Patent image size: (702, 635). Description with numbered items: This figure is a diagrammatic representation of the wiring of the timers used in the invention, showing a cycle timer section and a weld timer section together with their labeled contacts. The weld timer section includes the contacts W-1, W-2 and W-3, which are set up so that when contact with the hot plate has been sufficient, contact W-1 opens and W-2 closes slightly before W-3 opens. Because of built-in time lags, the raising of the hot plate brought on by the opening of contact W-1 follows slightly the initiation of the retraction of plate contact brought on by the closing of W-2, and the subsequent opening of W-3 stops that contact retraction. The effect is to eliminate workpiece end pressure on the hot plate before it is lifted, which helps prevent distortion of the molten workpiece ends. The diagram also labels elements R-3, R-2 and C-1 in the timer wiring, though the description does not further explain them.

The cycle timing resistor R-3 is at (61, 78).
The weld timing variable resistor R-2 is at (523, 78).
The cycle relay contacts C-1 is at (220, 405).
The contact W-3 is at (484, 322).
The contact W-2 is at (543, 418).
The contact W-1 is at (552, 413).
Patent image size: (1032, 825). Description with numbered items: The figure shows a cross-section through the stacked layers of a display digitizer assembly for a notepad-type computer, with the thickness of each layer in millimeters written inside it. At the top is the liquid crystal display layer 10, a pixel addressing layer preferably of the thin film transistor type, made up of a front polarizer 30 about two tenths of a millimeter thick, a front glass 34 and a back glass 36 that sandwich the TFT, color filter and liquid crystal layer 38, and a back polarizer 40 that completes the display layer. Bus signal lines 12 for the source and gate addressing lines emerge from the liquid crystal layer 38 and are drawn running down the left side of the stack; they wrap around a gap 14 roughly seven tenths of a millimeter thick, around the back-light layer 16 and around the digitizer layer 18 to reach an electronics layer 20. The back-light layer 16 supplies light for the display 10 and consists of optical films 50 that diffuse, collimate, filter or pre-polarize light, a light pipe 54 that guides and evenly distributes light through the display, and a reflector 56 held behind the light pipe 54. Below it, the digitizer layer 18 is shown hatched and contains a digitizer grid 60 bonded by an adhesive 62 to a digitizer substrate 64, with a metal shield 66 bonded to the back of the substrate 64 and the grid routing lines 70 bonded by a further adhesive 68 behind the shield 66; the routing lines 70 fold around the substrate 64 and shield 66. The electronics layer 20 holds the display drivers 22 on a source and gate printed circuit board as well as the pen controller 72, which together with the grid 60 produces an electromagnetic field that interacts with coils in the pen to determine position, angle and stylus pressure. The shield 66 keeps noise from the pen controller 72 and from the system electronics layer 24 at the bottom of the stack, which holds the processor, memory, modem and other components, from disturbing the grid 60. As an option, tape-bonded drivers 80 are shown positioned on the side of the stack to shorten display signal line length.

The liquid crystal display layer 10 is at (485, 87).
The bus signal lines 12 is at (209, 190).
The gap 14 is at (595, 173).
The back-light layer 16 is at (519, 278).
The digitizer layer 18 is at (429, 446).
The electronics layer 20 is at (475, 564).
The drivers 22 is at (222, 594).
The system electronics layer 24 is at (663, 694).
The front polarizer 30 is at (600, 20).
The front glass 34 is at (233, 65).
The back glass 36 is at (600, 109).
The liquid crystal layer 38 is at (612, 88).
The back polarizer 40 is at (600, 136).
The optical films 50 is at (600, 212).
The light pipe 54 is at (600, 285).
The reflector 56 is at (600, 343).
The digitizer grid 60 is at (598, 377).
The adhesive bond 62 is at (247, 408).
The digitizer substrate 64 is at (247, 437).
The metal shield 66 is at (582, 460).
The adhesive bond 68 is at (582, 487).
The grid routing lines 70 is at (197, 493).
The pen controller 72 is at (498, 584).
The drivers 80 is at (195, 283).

**OPDRACHTINSTRUCTIES**
Schrijf alle regels uit het materiaal hierboven letterlijk uit.

**UITGEWERKTE OPDRACHT**
Patent image size: (702, 635). Description with numbered items: This figure is a diagrammatic representation of the wiring of the timers used in the invention, showing a cycle timer section and a weld timer section together with their labeled contacts. The weld timer section includes the contacts W-1, W-2 and W-3, which are set up so that when contact with the hot plate has been sufficient, contact W-1 opens and W-2 closes slightly before W-3 opens. Because of built-in time lags, the raising of the hot plate brought on by the opening of contact W-1 follows slightly the initiation of the retraction of plate contact brought on by the closing of W-2, and the subsequent opening of W-3 stops that contact retraction. The effect is to eliminate workpiece end pressure on the hot plate before it is lifted, which helps prevent distortion of the molten workpiece ends. The diagram also labels elements R-3, R-2 and C-1 in the timer wiring, though the description does not further explain them.

The cycle timing resistor R-3 is at (61, 78).
The weld timing variable resistor R-2 is at (523, 78).
The cycle relay contacts C-1 is at (220, 405).
The contact W-3 is at (484, 322).
The contact W-2 is at (543, 418).
The contact W-1 is at (552, 413).
Patent image size: (1032, 825). Description with numbered items: The figure shows a cross-section through the stacked layers of a display digitizer assembly for a notepad-type computer, with the thickness of each layer in millimeters written inside it. At the top is the liquid crystal display layer 10, a pixel addressing layer preferably of the thin film transistor type, made up of a front polarizer 30 about two tenths of a millimeter thick, a front glass 34 and a back glass 36 that sandwich the TFT, color filter and liquid crystal layer 38, and a back polarizer 40 that completes the display layer. Bus signal lines 12 for the source and gate addressing lines emerge from the liquid crystal layer 38 and are drawn running down the left side of the stack; they wrap around a gap 14 roughly seven tenths of a millimeter thick, around the back-light layer 16 and around the digitizer layer 18 to reach an electronics layer 20. The back-light layer 16 supplies light for the display 10 and consists of optical films 50 that diffuse, collimate, filter or pre-polarize light, a light pipe 54 that guides and evenly distributes light through the display, and a reflector 56 held behind the light pipe 54. Below it, the digitizer layer 18 is shown hatched and contains a digitizer grid 60 bonded by an adhesive 62 to a digitizer substrate 64, with a metal shield 66 bonded to the back of the substrate 64 and the grid routing lines 70 bonded by a further adhesive 68 behind the shield 66; the routing lines 70 fold around the substrate 64 and shield 66. The electronics layer 20 holds the display drivers 22 on a source and gate printed circuit board as well as the pen controller 72, which together with the grid 60 produces an electromagnetic field that interacts with coils in the pen to determine position, angle and stylus pressure. The shield 66 keeps noise from the pen controller 72 and from the system electronics layer 24 at the bottom of the stack, which holds the processor, memory, modem and other components, from disturbing the grid 60. As an option, tape-bonded drivers 80 are shown positioned on the side of the stack to shorten display signal line length.

The liquid crystal display layer 10 is at (485, 87).
The bus signal lines 12 is at (209, 190).
The gap 14 is at (595, 173).
The back-light layer 16 is at (519, 278).
The digitizer layer 18 is at (429, 446).
The electronics layer 20 is at (475, 564).
The drivers 22 is at (222, 594).
The system electronics layer 24 is at (663, 694).
The front polarizer 30 is at (600, 20).
The front glass 34 is at (233, 65).
The back glass 36 is at (600, 109).
The liquid crystal layer 38 is at (612, 88).
The back polarizer 40 is at (600, 136).
The optical films 50 is at (600, 212).
The light pipe 54 is at (600, 285).
The reflector 56 is at (600, 343).
The digitizer grid 60 is at (598, 377).
The adhesive bond 62 is at (247, 408).
The digitizer substrate 64 is at (247, 437).
The metal shield 66 is at (582, 460).
The adhesive bond 68 is at (582, 487).
The grid routing lines 70 is at (197, 493).
The pen controller 72 is at (498, 584).
The drivers 80 is at (195, 283).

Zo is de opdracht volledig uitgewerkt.